** BEGIN RAW RECORDS **
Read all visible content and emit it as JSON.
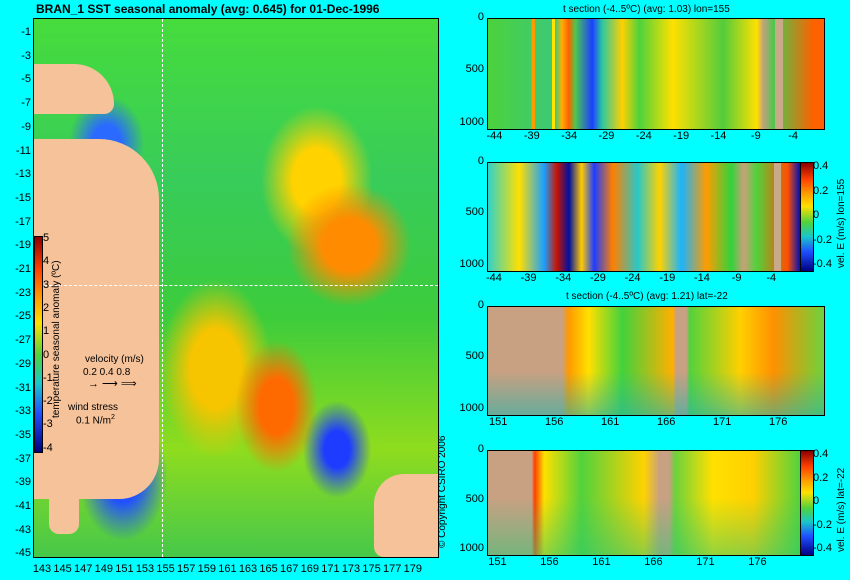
{
  "left_panel": {
    "title": "BRAN_1 SST seasonal anomaly (avg: 0.645) for 01-Dec-1996",
    "y_ticks": [
      "-1",
      "-3",
      "-5",
      "-7",
      "-9",
      "-11",
      "-13",
      "-15",
      "-17",
      "-19",
      "-21",
      "-23",
      "-25",
      "-27",
      "-29",
      "-31",
      "-33",
      "-35",
      "-37",
      "-39",
      "-41",
      "-43",
      "-45"
    ],
    "x_ticks": [
      "143",
      "145",
      "147",
      "149",
      "151",
      "153",
      "155",
      "157",
      "159",
      "161",
      "163",
      "165",
      "167",
      "169",
      "171",
      "173",
      "175",
      "177",
      "179"
    ],
    "colorbar_ticks": [
      "5",
      "4",
      "3",
      "2",
      "1",
      "0",
      "-1",
      "-2",
      "-3",
      "-4"
    ],
    "colorbar_label": "temperature seasonal anomaly (ºC)",
    "velocity_label": "velocity (m/s)",
    "velocity_values": "0.2 0.4 0.8",
    "wind_label": "wind stress",
    "wind_value": "0.1 N/m",
    "wind_sup": "2"
  },
  "panel1": {
    "title": "t section (-4..5ºC) (avg: 1.03) lon=155",
    "y_ticks": [
      "0",
      "500",
      "1000"
    ],
    "x_ticks": [
      "-44",
      "-39",
      "-34",
      "-29",
      "-24",
      "-19",
      "-14",
      "-9",
      "-4"
    ]
  },
  "panel2": {
    "y_ticks": [
      "0",
      "500",
      "1000"
    ],
    "x_ticks": [
      "-44",
      "-39",
      "-34",
      "-29",
      "-24",
      "-19",
      "-14",
      "-9",
      "-4"
    ],
    "colorbar_ticks": [
      "0.4",
      "0.2",
      "0",
      "-0.2",
      "-0.4"
    ],
    "colorbar_label": "vel. E (m/s) lon=155"
  },
  "panel3": {
    "title": "t section (-4..5ºC) (avg: 1.21) lat=-22",
    "y_ticks": [
      "0",
      "500",
      "1000"
    ],
    "x_ticks": [
      "151",
      "156",
      "161",
      "166",
      "171",
      "176"
    ]
  },
  "panel4": {
    "y_ticks": [
      "0",
      "500",
      "1000"
    ],
    "x_ticks": [
      "151",
      "156",
      "161",
      "166",
      "171",
      "176"
    ],
    "colorbar_ticks": [
      "0.4",
      "0.2",
      "0",
      "-0.2",
      "-0.4"
    ],
    "colorbar_label": "vel. E (m/s) lat=-22"
  },
  "copyright": "© Copyright CSIRO 2006",
  "colors": {
    "background": "#00ffff",
    "land": "#f5c29a",
    "section_land": "#c8aa88"
  },
  "chart_data": [
    {
      "type": "heatmap",
      "title": "BRAN_1 SST seasonal anomaly (avg: 0.645) for 01-Dec-1996",
      "xlim": [
        143,
        180
      ],
      "ylim": [
        -45,
        0
      ],
      "colorbar_range": [
        -4,
        5
      ],
      "colorbar_label": "temperature seasonal anomaly (ºC)"
    },
    {
      "type": "heatmap",
      "title": "t section (-4..5ºC) (avg: 1.03) lon=155",
      "xlim": [
        -45,
        0
      ],
      "ylim": [
        1050,
        0
      ]
    },
    {
      "type": "heatmap",
      "xlim": [
        -45,
        0
      ],
      "ylim": [
        1050,
        0
      ],
      "colorbar_range": [
        -0.4,
        0.4
      ],
      "colorbar_label": "vel. E (m/s) lon=155"
    },
    {
      "type": "heatmap",
      "title": "t section (-4..5ºC) (avg: 1.21) lat=-22",
      "xlim": [
        150,
        180
      ],
      "ylim": [
        1050,
        0
      ]
    },
    {
      "type": "heatmap",
      "xlim": [
        150,
        180
      ],
      "ylim": [
        1050,
        0
      ],
      "colorbar_range": [
        -0.4,
        0.4
      ],
      "colorbar_label": "vel. E (m/s) lat=-22"
    }
  ]
}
** END RAW RECORDS **
REQUIREMENTS: Exactly as written, return every line of the listing, but not the pictures.

PROBLEM SOLUTION:
Read all visible content and emit it as JSON.
{
  "left_panel": {
    "title": "BRAN_1 SST seasonal anomaly (avg: 0.645) for 01-Dec-1996",
    "y_ticks": [
      "-1",
      "-3",
      "-5",
      "-7",
      "-9",
      "-11",
      "-13",
      "-15",
      "-17",
      "-19",
      "-21",
      "-23",
      "-25",
      "-27",
      "-29",
      "-31",
      "-33",
      "-35",
      "-37",
      "-39",
      "-41",
      "-43",
      "-45"
    ],
    "x_ticks": [
      "143",
      "145",
      "147",
      "149",
      "151",
      "153",
      "155",
      "157",
      "159",
      "161",
      "163",
      "165",
      "167",
      "169",
      "171",
      "173",
      "175",
      "177",
      "179"
    ],
    "colorbar_ticks": [
      "5",
      "4",
      "3",
      "2",
      "1",
      "0",
      "-1",
      "-2",
      "-3",
      "-4"
    ],
    "colorbar_label": "temperature seasonal anomaly (ºC)",
    "velocity_label": "velocity (m/s)",
    "velocity_values": "0.2 0.4 0.8",
    "wind_label": "wind stress",
    "wind_value": "0.1 N/m",
    "wind_sup": "2"
  },
  "panel1": {
    "title": "t section (-4..5ºC) (avg: 1.03) lon=155",
    "y_ticks": [
      "0",
      "500",
      "1000"
    ],
    "x_ticks": [
      "-44",
      "-39",
      "-34",
      "-29",
      "-24",
      "-19",
      "-14",
      "-9",
      "-4"
    ]
  },
  "panel2": {
    "y_ticks": [
      "0",
      "500",
      "1000"
    ],
    "x_ticks": [
      "-44",
      "-39",
      "-34",
      "-29",
      "-24",
      "-19",
      "-14",
      "-9",
      "-4"
    ],
    "colorbar_ticks": [
      "0.4",
      "0.2",
      "0",
      "-0.2",
      "-0.4"
    ],
    "colorbar_label": "vel. E (m/s) lon=155"
  },
  "panel3": {
    "title": "t section (-4..5ºC) (avg: 1.21) lat=-22",
    "y_ticks": [
      "0",
      "500",
      "1000"
    ],
    "x_ticks": [
      "151",
      "156",
      "161",
      "166",
      "171",
      "176"
    ]
  },
  "panel4": {
    "y_ticks": [
      "0",
      "500",
      "1000"
    ],
    "x_ticks": [
      "151",
      "156",
      "161",
      "166",
      "171",
      "176"
    ],
    "colorbar_ticks": [
      "0.4",
      "0.2",
      "0",
      "-0.2",
      "-0.4"
    ],
    "colorbar_label": "vel. E (m/s) lat=-22"
  },
  "copyright": "© Copyright CSIRO 2006",
  "colors": {
    "background": "#00ffff",
    "land": "#f5c29a",
    "section_land": "#c8aa88"
  },
  "chart_data": [
    {
      "type": "heatmap",
      "title": "BRAN_1 SST seasonal anomaly (avg: 0.645) for 01-Dec-1996",
      "xlim": [
        143,
        180
      ],
      "ylim": [
        -45,
        0
      ],
      "colorbar_range": [
        -4,
        5
      ],
      "colorbar_label": "temperature seasonal anomaly (ºC)"
    },
    {
      "type": "heatmap",
      "title": "t section (-4..5ºC) (avg: 1.03) lon=155",
      "xlim": [
        -45,
        0
      ],
      "ylim": [
        1050,
        0
      ]
    },
    {
      "type": "heatmap",
      "xlim": [
        -45,
        0
      ],
      "ylim": [
        1050,
        0
      ],
      "colorbar_range": [
        -0.4,
        0.4
      ],
      "colorbar_label": "vel. E (m/s) lon=155"
    },
    {
      "type": "heatmap",
      "title": "t section (-4..5ºC) (avg: 1.21) lat=-22",
      "xlim": [
        150,
        180
      ],
      "ylim": [
        1050,
        0
      ]
    },
    {
      "type": "heatmap",
      "xlim": [
        150,
        180
      ],
      "ylim": [
        1050,
        0
      ],
      "colorbar_range": [
        -0.4,
        0.4
      ],
      "colorbar_label": "vel. E (m/s) lat=-22"
    }
  ]
}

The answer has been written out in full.